**Provided data:**
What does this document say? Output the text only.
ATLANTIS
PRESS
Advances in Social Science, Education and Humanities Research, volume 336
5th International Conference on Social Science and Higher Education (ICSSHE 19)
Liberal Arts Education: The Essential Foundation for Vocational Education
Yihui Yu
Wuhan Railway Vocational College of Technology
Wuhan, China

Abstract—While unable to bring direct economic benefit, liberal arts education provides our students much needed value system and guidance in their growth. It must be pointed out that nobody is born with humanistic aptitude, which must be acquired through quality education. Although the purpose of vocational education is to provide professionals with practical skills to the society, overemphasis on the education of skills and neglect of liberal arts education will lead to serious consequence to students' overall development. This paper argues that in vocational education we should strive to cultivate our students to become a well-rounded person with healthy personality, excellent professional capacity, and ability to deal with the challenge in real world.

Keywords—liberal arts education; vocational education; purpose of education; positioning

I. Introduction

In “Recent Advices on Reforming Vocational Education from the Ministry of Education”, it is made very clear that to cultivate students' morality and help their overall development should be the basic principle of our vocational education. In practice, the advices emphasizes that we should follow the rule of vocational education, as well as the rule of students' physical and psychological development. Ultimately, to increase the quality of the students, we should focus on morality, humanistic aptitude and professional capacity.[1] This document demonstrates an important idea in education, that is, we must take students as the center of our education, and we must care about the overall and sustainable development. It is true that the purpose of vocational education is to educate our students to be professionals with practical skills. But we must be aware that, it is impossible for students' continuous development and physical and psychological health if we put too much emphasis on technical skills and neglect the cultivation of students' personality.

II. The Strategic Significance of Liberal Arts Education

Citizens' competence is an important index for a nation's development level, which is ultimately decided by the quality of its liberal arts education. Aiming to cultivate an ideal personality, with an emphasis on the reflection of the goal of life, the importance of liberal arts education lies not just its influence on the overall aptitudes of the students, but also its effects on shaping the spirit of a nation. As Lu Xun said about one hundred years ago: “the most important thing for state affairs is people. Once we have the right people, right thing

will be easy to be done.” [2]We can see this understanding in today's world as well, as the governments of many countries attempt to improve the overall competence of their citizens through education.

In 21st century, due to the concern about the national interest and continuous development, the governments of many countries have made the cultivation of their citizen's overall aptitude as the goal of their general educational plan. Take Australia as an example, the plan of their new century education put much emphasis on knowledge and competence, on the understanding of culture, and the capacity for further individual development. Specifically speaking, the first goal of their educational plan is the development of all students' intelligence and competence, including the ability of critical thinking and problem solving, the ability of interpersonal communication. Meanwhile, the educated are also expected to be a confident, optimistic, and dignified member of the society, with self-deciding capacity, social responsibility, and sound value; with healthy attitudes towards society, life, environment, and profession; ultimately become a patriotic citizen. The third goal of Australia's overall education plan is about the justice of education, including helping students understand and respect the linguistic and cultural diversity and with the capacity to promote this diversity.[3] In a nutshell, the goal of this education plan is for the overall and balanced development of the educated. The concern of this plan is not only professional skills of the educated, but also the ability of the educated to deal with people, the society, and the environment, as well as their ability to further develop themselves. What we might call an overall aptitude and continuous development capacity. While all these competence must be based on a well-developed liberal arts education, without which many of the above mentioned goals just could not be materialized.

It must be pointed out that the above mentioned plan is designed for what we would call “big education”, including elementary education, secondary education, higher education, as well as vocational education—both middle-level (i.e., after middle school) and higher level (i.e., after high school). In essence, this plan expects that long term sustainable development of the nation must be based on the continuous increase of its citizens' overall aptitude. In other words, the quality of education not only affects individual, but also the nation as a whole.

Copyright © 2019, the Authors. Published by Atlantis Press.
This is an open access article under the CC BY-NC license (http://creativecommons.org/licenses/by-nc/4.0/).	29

**Exercise aim:** Using the material above, print every entry exactly as written.

**Output for this exercise:**
What does this document say? Output the text only.
ATLANTIS
PRESS
Advances in Social Science, Education and Humanities Research, volume 336
5th International Conference on Social Science and Higher Education (ICSSHE 19)
Liberal Arts Education: The Essential Foundation for Vocational Education
Yihui Yu
Wuhan Railway Vocational College of Technology
Wuhan, China

Abstract—While unable to bring direct economic benefit, liberal arts education provides our students much needed value system and guidance in their growth. It must be pointed out that nobody is born with humanistic aptitude, which must be acquired through quality education. Although the purpose of vocational education is to provide professionals with practical skills to the society, overemphasis on the education of skills and neglect of liberal arts education will lead to serious consequence to students' overall development. This paper argues that in vocational education we should strive to cultivate our students to become a well-rounded person with healthy personality, excellent professional capacity, and ability to deal with the challenge in real world.

Keywords—liberal arts education; vocational education; purpose of education; positioning

I. Introduction

In “Recent Advices on Reforming Vocational Education from the Ministry of Education”, it is made very clear that to cultivate students' morality and help their overall development should be the basic principle of our vocational education. In practice, the advices emphasizes that we should follow the rule of vocational education, as well as the rule of students' physical and psychological development. Ultimately, to increase the quality of the students, we should focus on morality, humanistic aptitude and professional capacity.[1] This document demonstrates an important idea in education, that is, we must take students as the center of our education, and we must care about the overall and sustainable development. It is true that the purpose of vocational education is to educate our students to be professionals with practical skills. But we must be aware that, it is impossible for students' continuous development and physical and psychological health if we put too much emphasis on technical skills and neglect the cultivation of students' personality.

II. The Strategic Significance of Liberal Arts Education

Citizens' competence is an important index for a nation's development level, which is ultimately decided by the quality of its liberal arts education. Aiming to cultivate an ideal personality, with an emphasis on the reflection of the goal of life, the importance of liberal arts education lies not just its influence on the overall aptitudes of the students, but also its effects on shaping the spirit of a nation. As Lu Xun said about one hundred years ago: “the most important thing for state affairs is people. Once we have the right people, right thing

will be easy to be done.” [2]We can see this understanding in today's world as well, as the governments of many countries attempt to improve the overall competence of their citizens through education.

In 21st century, due to the concern about the national interest and continuous development, the governments of many countries have made the cultivation of their citizen's overall aptitude as the goal of their general educational plan. Take Australia as an example, the plan of their new century education put much emphasis on knowledge and competence, on the understanding of culture, and the capacity for further individual development. Specifically speaking, the first goal of their educational plan is the development of all students' intelligence and competence, including the ability of critical thinking and problem solving, the ability of interpersonal communication. Meanwhile, the educated are also expected to be a confident, optimistic, and dignified member of the society, with self-deciding capacity, social responsibility, and sound value; with healthy attitudes towards society, life, environment, and profession; ultimately become a patriotic citizen. The third goal of Australia's overall education plan is about the justice of education, including helping students understand and respect the linguistic and cultural diversity and with the capacity to promote this diversity.[3] In a nutshell, the goal of this education plan is for the overall and balanced development of the educated. The concern of this plan is not only professional skills of the educated, but also the ability of the educated to deal with people, the society, and the environment, as well as their ability to further develop themselves. What we might call an overall aptitude and continuous development capacity. While all these competence must be based on a well-developed liberal arts education, without which many of the above mentioned goals just could not be materialized.

It must be pointed out that the above mentioned plan is designed for what we would call “big education”, including elementary education, secondary education, higher education, as well as vocational education—both middle-level (i.e., after middle school) and higher level (i.e., after high school). In essence, this plan expects that long term sustainable development of the nation must be based on the continuous increase of its citizens' overall aptitude. In other words, the quality of education not only affects individual, but also the nation as a whole.

Copyright © 2019, the Authors. Published by Atlantis Press.
This is an open access article under the CC BY-NC license (http://creativecommons.org/licenses/by-nc/4.0/).	29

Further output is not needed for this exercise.